▸ Your instructions
Take the entries below and reproduce them word for word.

[Stored dataset items]
|---|

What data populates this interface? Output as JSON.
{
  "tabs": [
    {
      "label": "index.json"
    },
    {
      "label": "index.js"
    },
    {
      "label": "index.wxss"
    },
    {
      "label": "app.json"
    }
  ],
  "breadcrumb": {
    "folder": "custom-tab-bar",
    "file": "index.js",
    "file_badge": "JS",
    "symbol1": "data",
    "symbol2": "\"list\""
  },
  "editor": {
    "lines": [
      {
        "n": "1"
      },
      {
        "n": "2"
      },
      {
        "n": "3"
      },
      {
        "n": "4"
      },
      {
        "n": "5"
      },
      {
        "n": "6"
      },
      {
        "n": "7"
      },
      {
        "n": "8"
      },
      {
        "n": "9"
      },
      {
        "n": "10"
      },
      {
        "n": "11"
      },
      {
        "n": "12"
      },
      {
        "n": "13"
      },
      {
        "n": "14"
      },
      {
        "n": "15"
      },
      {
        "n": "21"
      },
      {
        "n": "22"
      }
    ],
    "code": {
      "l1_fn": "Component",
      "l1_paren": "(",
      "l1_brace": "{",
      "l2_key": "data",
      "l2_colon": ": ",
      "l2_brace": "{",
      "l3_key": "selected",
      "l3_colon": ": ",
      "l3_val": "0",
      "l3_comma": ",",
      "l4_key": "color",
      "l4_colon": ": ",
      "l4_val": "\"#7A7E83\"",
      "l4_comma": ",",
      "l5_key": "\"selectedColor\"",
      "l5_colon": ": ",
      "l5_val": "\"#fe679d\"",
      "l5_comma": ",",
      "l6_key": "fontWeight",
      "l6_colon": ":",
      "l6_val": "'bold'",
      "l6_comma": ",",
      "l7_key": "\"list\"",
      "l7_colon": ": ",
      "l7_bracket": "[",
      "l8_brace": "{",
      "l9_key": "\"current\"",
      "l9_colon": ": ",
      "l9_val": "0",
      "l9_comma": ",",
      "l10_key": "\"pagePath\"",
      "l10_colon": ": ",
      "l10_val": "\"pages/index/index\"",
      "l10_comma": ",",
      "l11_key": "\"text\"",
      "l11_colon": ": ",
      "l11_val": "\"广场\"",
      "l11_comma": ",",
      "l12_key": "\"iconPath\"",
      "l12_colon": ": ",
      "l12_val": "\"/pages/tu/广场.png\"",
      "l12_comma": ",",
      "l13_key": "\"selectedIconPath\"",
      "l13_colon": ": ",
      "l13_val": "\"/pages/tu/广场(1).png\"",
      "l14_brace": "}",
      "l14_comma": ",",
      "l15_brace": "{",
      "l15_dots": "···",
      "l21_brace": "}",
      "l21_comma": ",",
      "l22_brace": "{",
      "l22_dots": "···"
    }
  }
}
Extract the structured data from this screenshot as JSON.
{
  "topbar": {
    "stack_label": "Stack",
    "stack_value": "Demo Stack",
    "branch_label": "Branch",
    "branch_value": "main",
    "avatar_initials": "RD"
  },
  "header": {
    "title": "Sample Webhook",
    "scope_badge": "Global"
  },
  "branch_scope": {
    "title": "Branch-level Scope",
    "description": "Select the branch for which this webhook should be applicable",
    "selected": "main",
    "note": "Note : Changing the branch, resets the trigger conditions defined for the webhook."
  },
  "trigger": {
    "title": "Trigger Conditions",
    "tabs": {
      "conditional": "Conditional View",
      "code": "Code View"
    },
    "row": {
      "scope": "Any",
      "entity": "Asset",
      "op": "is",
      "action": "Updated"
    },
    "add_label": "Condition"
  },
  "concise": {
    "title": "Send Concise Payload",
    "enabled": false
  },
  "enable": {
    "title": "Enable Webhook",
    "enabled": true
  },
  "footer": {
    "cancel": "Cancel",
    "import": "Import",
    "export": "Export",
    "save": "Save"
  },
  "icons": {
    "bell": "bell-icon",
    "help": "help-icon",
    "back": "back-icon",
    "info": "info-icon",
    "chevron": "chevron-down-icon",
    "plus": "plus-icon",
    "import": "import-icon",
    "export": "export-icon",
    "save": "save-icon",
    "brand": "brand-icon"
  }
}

|---|

▸ Exercise solution
What data populates this interface? Output as JSON.
{
  "tabs": [
    {
      "label": "index.json"
    },
    {
      "label": "index.js"
    },
    {
      "label": "index.wxss"
    },
    {
      "label": "app.json"
    }
  ],
  "breadcrumb": {
    "folder": "custom-tab-bar",
    "file": "index.js",
    "file_badge": "JS",
    "symbol1": "data",
    "symbol2": "\"list\""
  },
  "editor": {
    "lines": [
      {
        "n": "1"
      },
      {
        "n": "2"
      },
      {
        "n": "3"
      },
      {
        "n": "4"
      },
      {
        "n": "5"
      },
      {
        "n": "6"
      },
      {
        "n": "7"
      },
      {
        "n": "8"
      },
      {
        "n": "9"
      },
      {
        "n": "10"
      },
      {
        "n": "11"
      },
      {
        "n": "12"
      },
      {
        "n": "13"
      },
      {
        "n": "14"
      },
      {
        "n": "15"
      },
      {
        "n": "21"
      },
      {
        "n": "22"
      }
    ],
    "code": {
      "l1_fn": "Component",
      "l1_paren": "(",
      "l1_brace": "{",
      "l2_key": "data",
      "l2_colon": ": ",
      "l2_brace": "{",
      "l3_key": "selected",
      "l3_colon": ": ",
      "l3_val": "0",
      "l3_comma": ",",
      "l4_key": "color",
      "l4_colon": ": ",
      "l4_val": "\"#7A7E83\"",
      "l4_comma": ",",
      "l5_key": "\"selectedColor\"",
      "l5_colon": ": ",
      "l5_val": "\"#fe679d\"",
      "l5_comma": ",",
      "l6_key": "fontWeight",
      "l6_colon": ":",
      "l6_val": "'bold'",
      "l6_comma": ",",
      "l7_key": "\"list\"",
      "l7_colon": ": ",
      "l7_bracket": "[",
      "l8_brace": "{",
      "l9_key": "\"current\"",
      "l9_colon": ": ",
      "l9_val": "0",
      "l9_comma": ",",
      "l10_key": "\"pagePath\"",
      "l10_colon": ": ",
      "l10_val": "\"pages/index/index\"",
      "l10_comma": ",",
      "l11_key": "\"text\"",
      "l11_colon": ": ",
      "l11_val": "\"广场\"",
      "l11_comma": ",",
      "l12_key": "\"iconPath\"",
      "l12_colon": ": ",
      "l12_val": "\"/pages/tu/广场.png\"",
      "l12_comma": ",",
      "l13_key": "\"selectedIconPath\"",
      "l13_colon": ": ",
      "l13_val": "\"/pages/tu/广场(1).png\"",
      "l14_brace": "}",
      "l14_comma": ",",
      "l15_brace": "{",
      "l15_dots": "···",
      "l21_brace": "}",
      "l21_comma": ",",
      "l22_brace": "{",
      "l22_dots": "···"
    }
  }
}
Extract the structured data from this screenshot as JSON.
{
  "topbar": {
    "stack_label": "Stack",
    "stack_value": "Demo Stack",
    "branch_label": "Branch",
    "branch_value": "main",
    "avatar_initials": "RD"
  },
  "header": {
    "title": "Sample Webhook",
    "scope_badge": "Global"
  },
  "branch_scope": {
    "title": "Branch-level Scope",
    "description": "Select the branch for which this webhook should be applicable",
    "selected": "main",
    "note": "Note : Changing the branch, resets the trigger conditions defined for the webhook."
  },
  "trigger": {
    "title": "Trigger Conditions",
    "tabs": {
      "conditional": "Conditional View",
      "code": "Code View"
    },
    "row": {
      "scope": "Any",
      "entity": "Asset",
      "op": "is",
      "action": "Updated"
    },
    "add_label": "Condition"
  },
  "concise": {
    "title": "Send Concise Payload",
    "enabled": false
  },
  "enable": {
    "title": "Enable Webhook",
    "enabled": true
  },
  "footer": {
    "cancel": "Cancel",
    "import": "Import",
    "export": "Export",
    "save": "Save"
  },
  "icons": {
    "bell": "bell-icon",
    "help": "help-icon",
    "back": "back-icon",
    "info": "info-icon",
    "chevron": "chevron-down-icon",
    "plus": "plus-icon",
    "import": "import-icon",
    "export": "export-icon",
    "save": "save-icon",
    "brand": "brand-icon"
  }
}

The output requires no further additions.